§ **Dataset records**:
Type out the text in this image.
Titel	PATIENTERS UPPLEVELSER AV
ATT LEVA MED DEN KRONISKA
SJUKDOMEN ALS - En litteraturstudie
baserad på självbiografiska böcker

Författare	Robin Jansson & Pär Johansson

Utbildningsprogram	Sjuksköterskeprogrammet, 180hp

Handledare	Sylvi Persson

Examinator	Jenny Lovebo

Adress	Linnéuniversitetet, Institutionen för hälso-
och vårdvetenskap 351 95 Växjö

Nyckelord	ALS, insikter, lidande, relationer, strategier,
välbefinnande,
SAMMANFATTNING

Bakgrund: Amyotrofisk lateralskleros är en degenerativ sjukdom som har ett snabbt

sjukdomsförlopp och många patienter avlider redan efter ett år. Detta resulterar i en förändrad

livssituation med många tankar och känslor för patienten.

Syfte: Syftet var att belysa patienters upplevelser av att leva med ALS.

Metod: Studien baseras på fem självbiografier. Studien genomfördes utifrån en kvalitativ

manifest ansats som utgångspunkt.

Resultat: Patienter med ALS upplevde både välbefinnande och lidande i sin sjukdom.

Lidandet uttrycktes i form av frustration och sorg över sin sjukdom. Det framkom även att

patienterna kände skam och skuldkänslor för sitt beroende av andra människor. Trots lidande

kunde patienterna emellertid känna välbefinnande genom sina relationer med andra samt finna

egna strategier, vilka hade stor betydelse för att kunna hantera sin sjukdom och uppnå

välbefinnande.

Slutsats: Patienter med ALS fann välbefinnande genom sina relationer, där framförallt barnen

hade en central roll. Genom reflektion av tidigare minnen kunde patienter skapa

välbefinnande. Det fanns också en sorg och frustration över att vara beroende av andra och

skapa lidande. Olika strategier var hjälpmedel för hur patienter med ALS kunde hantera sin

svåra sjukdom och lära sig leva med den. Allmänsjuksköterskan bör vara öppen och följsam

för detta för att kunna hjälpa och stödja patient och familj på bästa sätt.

§ **Task item**:
Give back each entry so that it matches the original word for word.

§ **Response to this task**:
Type out the text in this image.
Titel	PATIENTERS UPPLEVELSER AV
ATT LEVA MED DEN KRONISKA
SJUKDOMEN ALS - En litteraturstudie
baserad på självbiografiska böcker

Författare	Robin Jansson & Pär Johansson

Utbildningsprogram	Sjuksköterskeprogrammet, 180hp

Handledare	Sylvi Persson

Examinator	Jenny Lovebo

Adress	Linnéuniversitetet, Institutionen för hälso-
och vårdvetenskap 351 95 Växjö

Nyckelord	ALS, insikter, lidande, relationer, strategier,
välbefinnande,
SAMMANFATTNING

Bakgrund: Amyotrofisk lateralskleros är en degenerativ sjukdom som har ett snabbt

sjukdomsförlopp och många patienter avlider redan efter ett år. Detta resulterar i en förändrad

livssituation med många tankar och känslor för patienten.

Syfte: Syftet var att belysa patienters upplevelser av att leva med ALS.

Metod: Studien baseras på fem självbiografier. Studien genomfördes utifrån en kvalitativ

manifest ansats som utgångspunkt.

Resultat: Patienter med ALS upplevde både välbefinnande och lidande i sin sjukdom.

Lidandet uttrycktes i form av frustration och sorg över sin sjukdom. Det framkom även att

patienterna kände skam och skuldkänslor för sitt beroende av andra människor. Trots lidande

kunde patienterna emellertid känna välbefinnande genom sina relationer med andra samt finna

egna strategier, vilka hade stor betydelse för att kunna hantera sin sjukdom och uppnå

välbefinnande.

Slutsats: Patienter med ALS fann välbefinnande genom sina relationer, där framförallt barnen

hade en central roll. Genom reflektion av tidigare minnen kunde patienter skapa

välbefinnande. Det fanns också en sorg och frustration över att vara beroende av andra och

skapa lidande. Olika strategier var hjälpmedel för hur patienter med ALS kunde hantera sin

svåra sjukdom och lära sig leva med den. Allmänsjuksköterskan bör vara öppen och följsam

för detta för att kunna hjälpa och stödja patient och familj på bästa sätt.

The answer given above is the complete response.